Rows from a figure dataset:
____________________

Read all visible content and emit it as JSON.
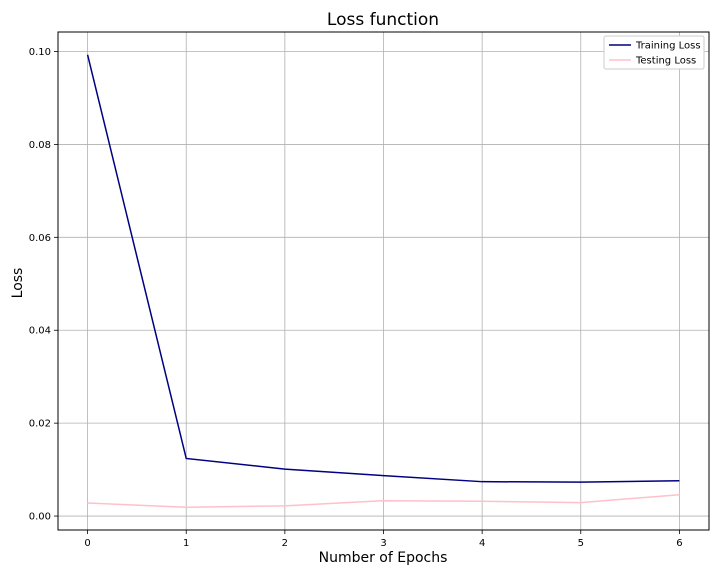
{
  "chart_data": {
    "type": "line",
    "title": "Loss function",
    "xlabel": "Number of Epochs",
    "ylabel": "Loss",
    "x": [
      0,
      1,
      2,
      3,
      4,
      5,
      6
    ],
    "xticks": [
      "0",
      "1",
      "2",
      "3",
      "4",
      "5",
      "6"
    ],
    "yticks": [
      "0.00",
      "0.02",
      "0.04",
      "0.06",
      "0.08",
      "0.10"
    ],
    "ytick_values": [
      0.0,
      0.02,
      0.04,
      0.06,
      0.08,
      0.1
    ],
    "xlim": [
      -0.3,
      6.3
    ],
    "ylim": [
      -0.003,
      0.1042
    ],
    "grid": true,
    "legend_position": "top-right",
    "series": [
      {
        "name": "Training Loss",
        "color": "#000080",
        "values": [
          0.0993,
          0.0124,
          0.0101,
          0.0087,
          0.0074,
          0.0073,
          0.0076
        ]
      },
      {
        "name": "Testing Loss",
        "color": "#ffc0cb",
        "values": [
          0.0028,
          0.0019,
          0.0022,
          0.0033,
          0.0032,
          0.0029,
          0.0046
        ]
      }
    ]
  }
}
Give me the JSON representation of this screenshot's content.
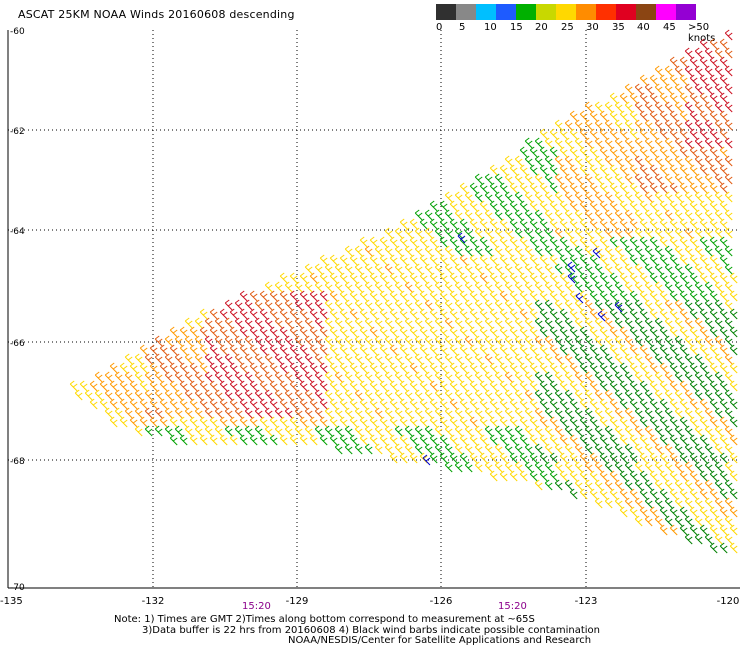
{
  "title": "ASCAT 25KM NOAA Winds 20160608 descending",
  "legend": {
    "colors": [
      "#303030",
      "#888888",
      "#00bfff",
      "#1e5bff",
      "#00b000",
      "#c8d800",
      "#ffd800",
      "#ff8c00",
      "#ff3000",
      "#e00020",
      "#8b4513",
      "#ff00ff",
      "#9400d3"
    ],
    "labels": [
      "0",
      "5",
      "10",
      "15",
      "20",
      "25",
      "30",
      "35",
      "40",
      "45",
      ">50 knots"
    ]
  },
  "map": {
    "lon_ticks": [
      "-135",
      "-132",
      "-129",
      "-126",
      "-123",
      "-120"
    ],
    "lat_ticks": [
      "-60",
      "-62",
      "-64",
      "-66",
      "-68",
      "-70"
    ],
    "gridlines": true,
    "times": [
      "15:20",
      "15:20"
    ]
  },
  "notes": [
    "Note: 1) Times are GMT 2)Times along bottom correspond to measurement at ~65S",
    "3)Data buffer is 22 hrs from 20160608 4) Black wind barbs indicate possible contamination",
    "NOAA/NESDIS/Center for Satellite Applications and Research"
  ],
  "barb_colors": {
    "calm": "#0000cc",
    "light": "#00a000",
    "dark_green": "#008000",
    "moderate": "#ffd800",
    "fresh": "#ff9900",
    "strong": "#e05a10",
    "gale": "#cc1020"
  }
}
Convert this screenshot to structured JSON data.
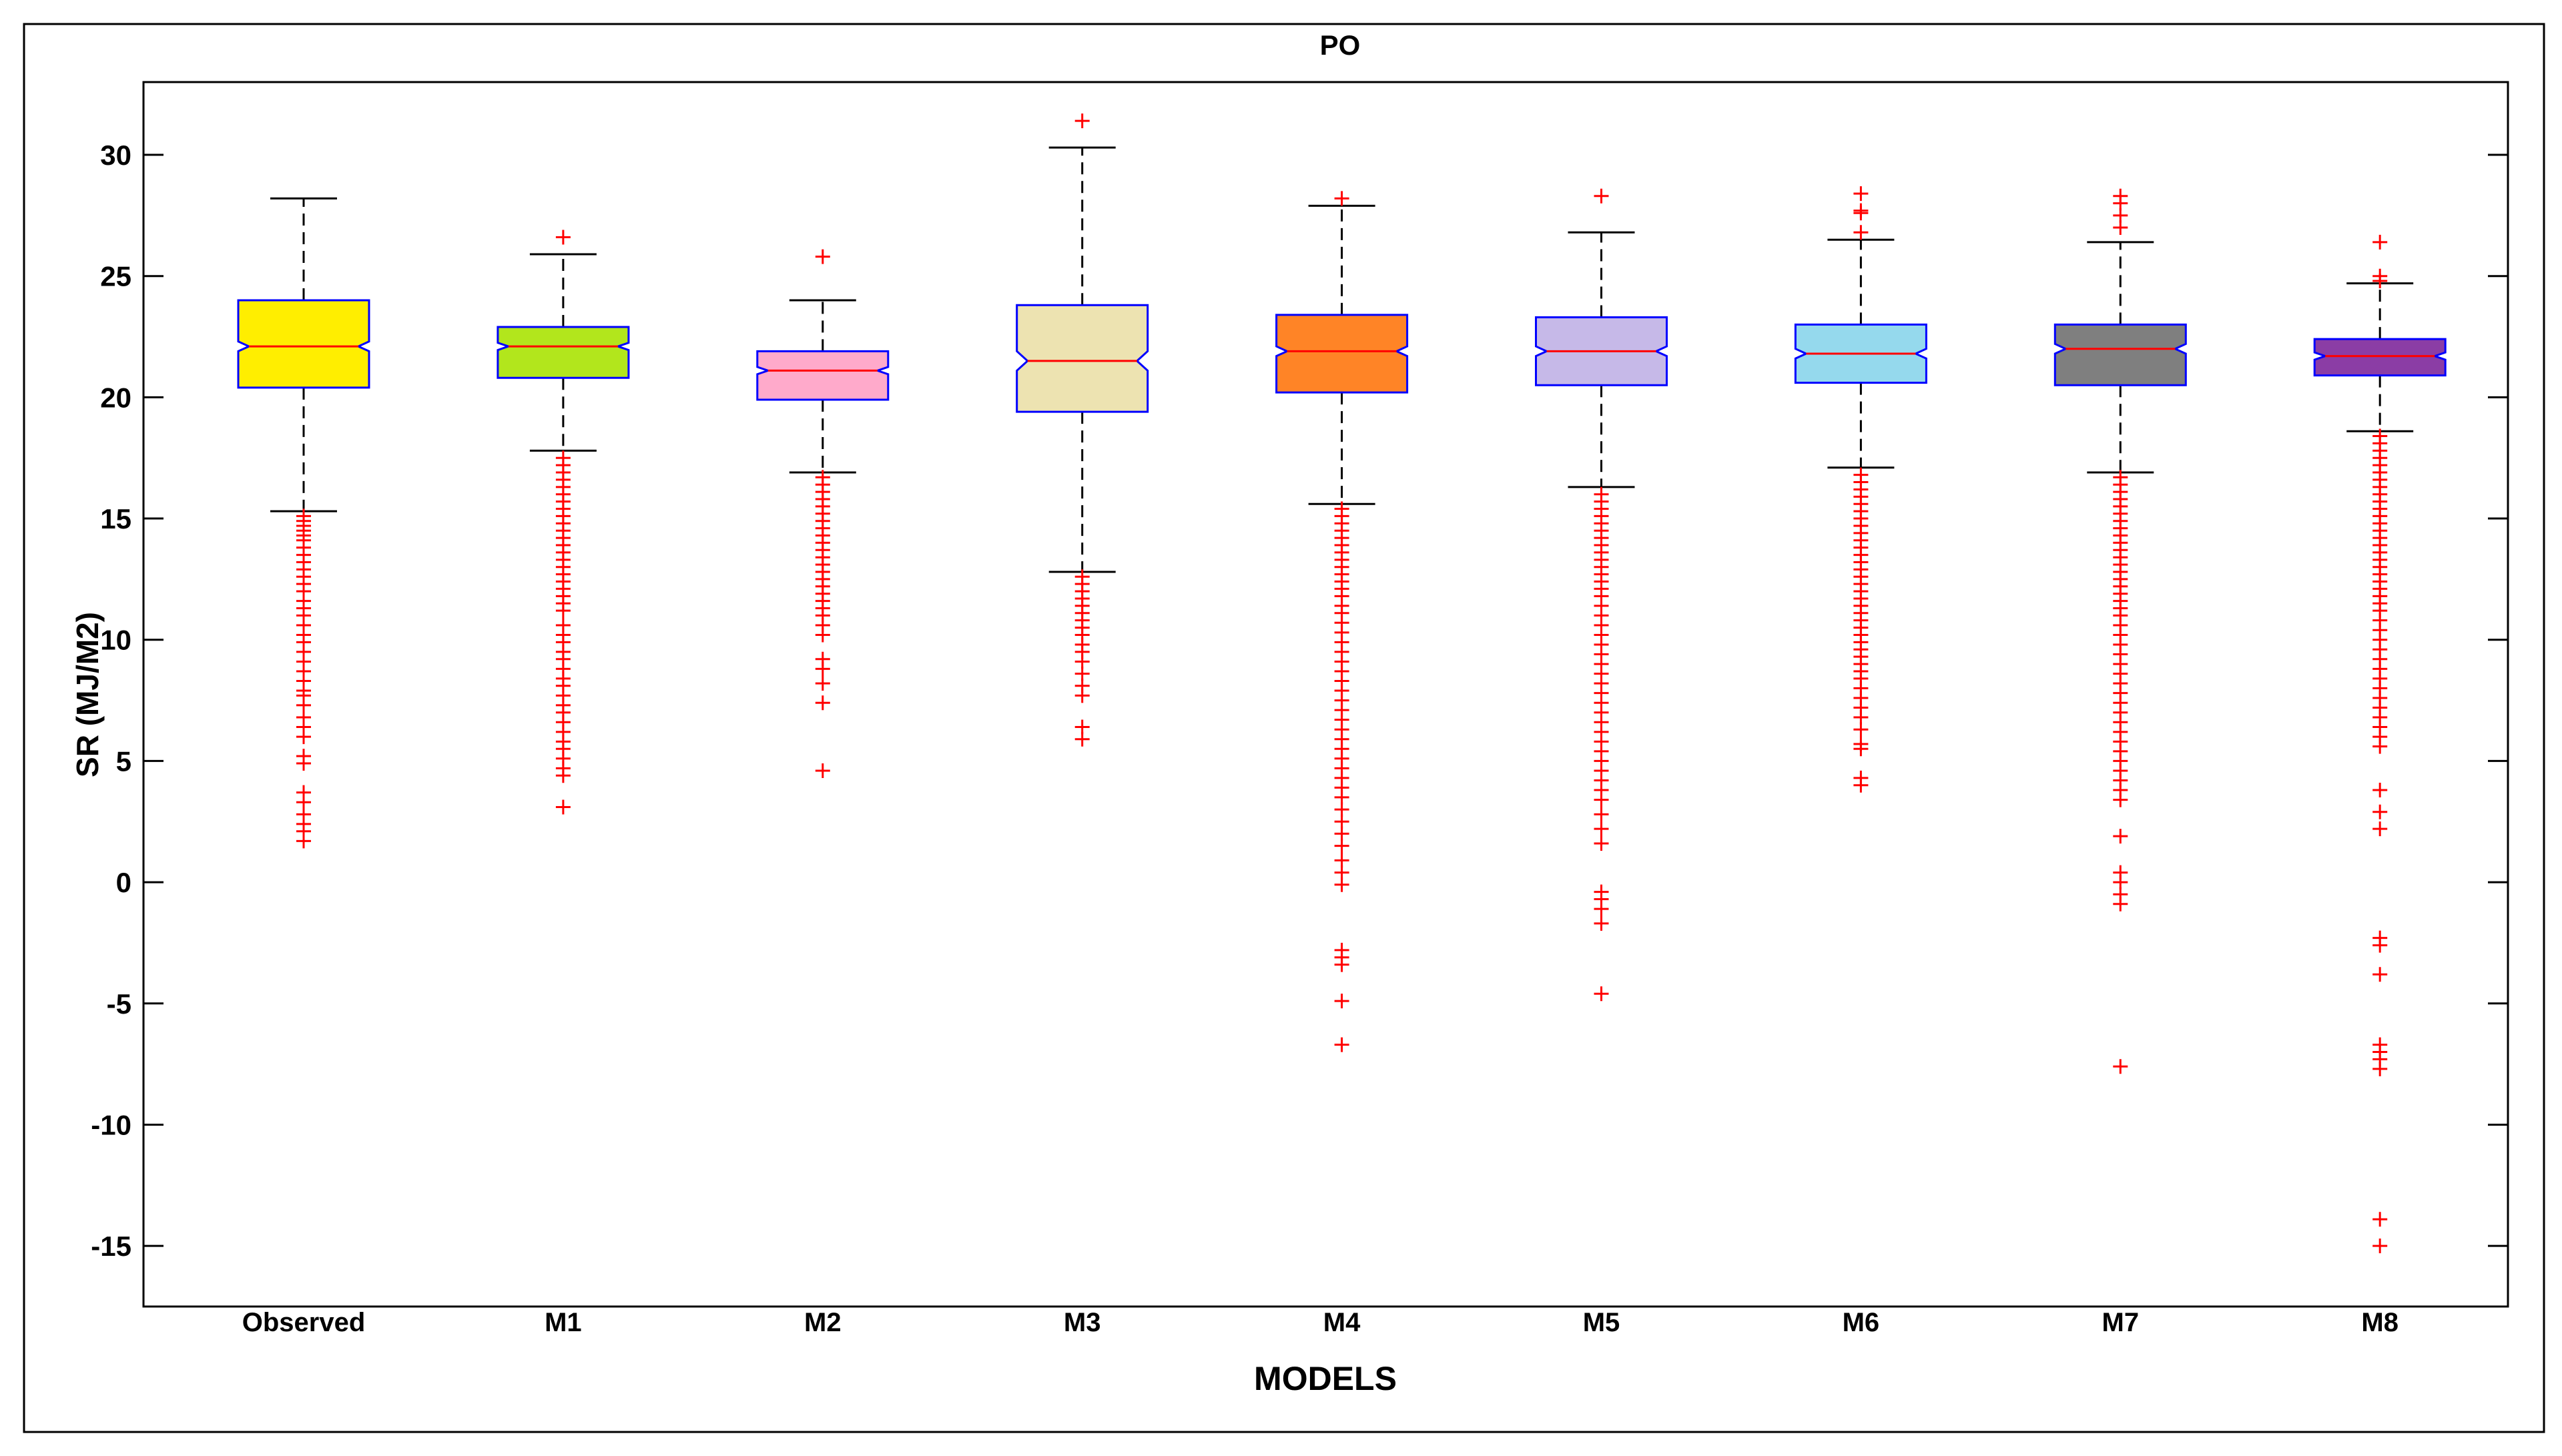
{
  "chart_data": {
    "type": "boxplot",
    "title": "PO",
    "xlabel": "MODELS",
    "ylabel": "SR (MJ/M2)",
    "ylim": [
      -17.5,
      33
    ],
    "yticks": [
      -15,
      -10,
      -5,
      0,
      5,
      10,
      15,
      20,
      25,
      30
    ],
    "notched": true,
    "grid": false,
    "categories": [
      "Observed",
      "M1",
      "M2",
      "M3",
      "M4",
      "M5",
      "M6",
      "M7",
      "M8"
    ],
    "boxes": [
      {
        "name": "Observed",
        "fill": "#ffee00",
        "edge": "#0000ff",
        "q1": 20.4,
        "median": 22.1,
        "q3": 24.0,
        "notch": [
          21.9,
          22.3
        ],
        "whisker_low": 15.3,
        "whisker_high": 28.2,
        "outliers": [
          15.1,
          14.9,
          14.7,
          14.5,
          14.3,
          14.1,
          13.8,
          13.5,
          13.2,
          12.9,
          12.6,
          12.3,
          12.0,
          11.6,
          11.3,
          11.0,
          10.6,
          10.2,
          9.9,
          9.5,
          9.1,
          8.7,
          8.3,
          7.9,
          7.7,
          7.3,
          6.8,
          6.4,
          6.0,
          5.2,
          4.9,
          3.7,
          3.3,
          2.8,
          2.4,
          2.1,
          1.7
        ]
      },
      {
        "name": "M1",
        "fill": "#b2e61c",
        "edge": "#0000ff",
        "q1": 20.8,
        "median": 22.1,
        "q3": 22.9,
        "notch": [
          21.95,
          22.25
        ],
        "whisker_low": 17.8,
        "whisker_high": 25.9,
        "outliers": [
          26.6,
          17.5,
          17.2,
          16.9,
          16.6,
          16.3,
          16.0,
          15.7,
          15.4,
          15.1,
          14.8,
          14.5,
          14.2,
          13.9,
          13.6,
          13.3,
          13.0,
          12.7,
          12.4,
          12.1,
          11.8,
          11.5,
          11.2,
          10.6,
          10.2,
          9.9,
          9.5,
          9.2,
          8.8,
          8.4,
          8.1,
          7.7,
          7.3,
          7.0,
          6.6,
          6.2,
          5.8,
          5.5,
          5.1,
          4.7,
          4.4,
          3.1
        ]
      },
      {
        "name": "M2",
        "fill": "#ffaacb",
        "edge": "#0000ff",
        "q1": 19.9,
        "median": 21.1,
        "q3": 21.9,
        "notch": [
          20.95,
          21.25
        ],
        "whisker_low": 16.9,
        "whisker_high": 24.0,
        "outliers": [
          25.8,
          16.7,
          16.4,
          16.1,
          15.8,
          15.5,
          15.2,
          14.9,
          14.6,
          14.3,
          14.0,
          13.7,
          13.4,
          13.1,
          12.8,
          12.5,
          12.2,
          11.9,
          11.6,
          11.3,
          11.0,
          10.6,
          10.2,
          9.2,
          8.8,
          8.2,
          7.4,
          4.6
        ]
      },
      {
        "name": "M3",
        "fill": "#ede3b1",
        "edge": "#0000ff",
        "q1": 19.4,
        "median": 21.5,
        "q3": 23.8,
        "notch": [
          21.1,
          21.9
        ],
        "whisker_low": 12.8,
        "whisker_high": 30.3,
        "outliers": [
          31.4,
          12.6,
          12.3,
          12.0,
          11.7,
          11.4,
          11.1,
          10.8,
          10.5,
          10.2,
          9.8,
          9.5,
          9.1,
          8.6,
          8.1,
          7.7,
          6.4,
          5.9
        ]
      },
      {
        "name": "M4",
        "fill": "#ff8426",
        "edge": "#0000ff",
        "q1": 20.2,
        "median": 21.9,
        "q3": 23.4,
        "notch": [
          21.7,
          22.1
        ],
        "whisker_low": 15.6,
        "whisker_high": 27.9,
        "outliers": [
          28.2,
          15.4,
          15.1,
          14.8,
          14.5,
          14.2,
          13.9,
          13.6,
          13.3,
          13.0,
          12.7,
          12.4,
          12.1,
          11.8,
          11.4,
          11.1,
          10.7,
          10.3,
          9.9,
          9.5,
          9.1,
          8.7,
          8.3,
          7.9,
          7.5,
          7.1,
          6.7,
          6.3,
          5.9,
          5.5,
          5.1,
          4.7,
          4.3,
          3.9,
          3.5,
          3.0,
          2.5,
          2.0,
          1.5,
          0.9,
          0.4,
          -0.1,
          -2.8,
          -3.1,
          -3.4,
          -4.9,
          -6.7
        ]
      },
      {
        "name": "M5",
        "fill": "#c6b9e8",
        "edge": "#0000ff",
        "q1": 20.5,
        "median": 21.9,
        "q3": 23.3,
        "notch": [
          21.7,
          22.1
        ],
        "whisker_low": 16.3,
        "whisker_high": 26.8,
        "outliers": [
          28.3,
          16.0,
          15.7,
          15.4,
          15.1,
          14.8,
          14.5,
          14.2,
          13.9,
          13.6,
          13.3,
          13.0,
          12.7,
          12.4,
          12.1,
          11.8,
          11.4,
          11.0,
          10.6,
          10.2,
          9.8,
          9.4,
          9.0,
          8.6,
          8.2,
          7.8,
          7.4,
          7.0,
          6.6,
          6.2,
          5.8,
          5.4,
          5.0,
          4.6,
          4.2,
          3.8,
          3.4,
          2.8,
          2.2,
          1.6,
          -0.4,
          -0.7,
          -1.1,
          -1.7,
          -4.6
        ]
      },
      {
        "name": "M6",
        "fill": "#95d9ed",
        "edge": "#0000ff",
        "q1": 20.6,
        "median": 21.8,
        "q3": 23.0,
        "notch": [
          21.6,
          22.0
        ],
        "whisker_low": 17.1,
        "whisker_high": 26.5,
        "outliers": [
          28.4,
          27.7,
          27.6,
          26.8,
          16.8,
          16.5,
          16.2,
          15.9,
          15.6,
          15.3,
          15.0,
          14.7,
          14.4,
          14.1,
          13.8,
          13.5,
          13.2,
          12.9,
          12.6,
          12.3,
          12.0,
          11.7,
          11.4,
          11.1,
          10.8,
          10.5,
          10.2,
          9.9,
          9.6,
          9.3,
          9.0,
          8.7,
          8.4,
          8.0,
          7.6,
          7.2,
          6.8,
          6.3,
          5.7,
          5.5,
          4.3,
          4.0
        ]
      },
      {
        "name": "M7",
        "fill": "#7f7f7f",
        "edge": "#0000ff",
        "q1": 20.5,
        "median": 22.0,
        "q3": 23.0,
        "notch": [
          21.8,
          22.2
        ],
        "whisker_low": 16.9,
        "whisker_high": 26.4,
        "outliers": [
          28.3,
          28.0,
          27.5,
          27.0,
          16.7,
          16.4,
          16.1,
          15.8,
          15.5,
          15.2,
          14.9,
          14.6,
          14.3,
          14.0,
          13.7,
          13.4,
          13.1,
          12.8,
          12.5,
          12.2,
          11.9,
          11.6,
          11.3,
          11.0,
          10.6,
          10.2,
          9.8,
          9.4,
          9.0,
          8.6,
          8.2,
          7.8,
          7.4,
          7.0,
          6.6,
          6.2,
          5.8,
          5.4,
          5.0,
          4.6,
          4.2,
          3.8,
          3.4,
          1.9,
          0.4,
          0.0,
          -0.5,
          -0.9,
          -7.6
        ]
      },
      {
        "name": "M8",
        "fill": "#8b3da5",
        "edge": "#0000ff",
        "q1": 20.9,
        "median": 21.7,
        "q3": 22.4,
        "notch": [
          21.55,
          21.85
        ],
        "whisker_low": 18.6,
        "whisker_high": 24.7,
        "outliers": [
          26.4,
          25.0,
          24.8,
          18.4,
          18.1,
          17.8,
          17.5,
          17.2,
          16.9,
          16.6,
          16.3,
          16.0,
          15.7,
          15.4,
          15.1,
          14.8,
          14.5,
          14.2,
          13.9,
          13.6,
          13.3,
          13.0,
          12.7,
          12.4,
          12.1,
          11.8,
          11.5,
          11.2,
          10.8,
          10.4,
          10.0,
          9.6,
          9.2,
          8.8,
          8.4,
          8.0,
          7.6,
          7.2,
          6.8,
          6.4,
          6.0,
          5.6,
          3.8,
          2.9,
          2.2,
          -2.3,
          -2.6,
          -3.8,
          -6.7,
          -7.0,
          -7.3,
          -7.7,
          -13.9,
          -15.0
        ]
      }
    ]
  },
  "colors": {
    "outlier": "#ff0000",
    "median": "#ff0000",
    "whisker": "#000000",
    "box_edge": "#0000ff",
    "frame": "#000000"
  }
}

____________________

## [Given request]
Report every line containing the word "name" from the listing above.

## [Completed exercise]
        "name": "Training Loss",
        "name": "Testing Loss",
        "name": "Observed",
        "name": "M1",
        "name": "M2",
        "name": "M3",
        "name": "M4",
        "name": "M5",
        "name": "M6",
        "name": "M7",
        "name": "M8",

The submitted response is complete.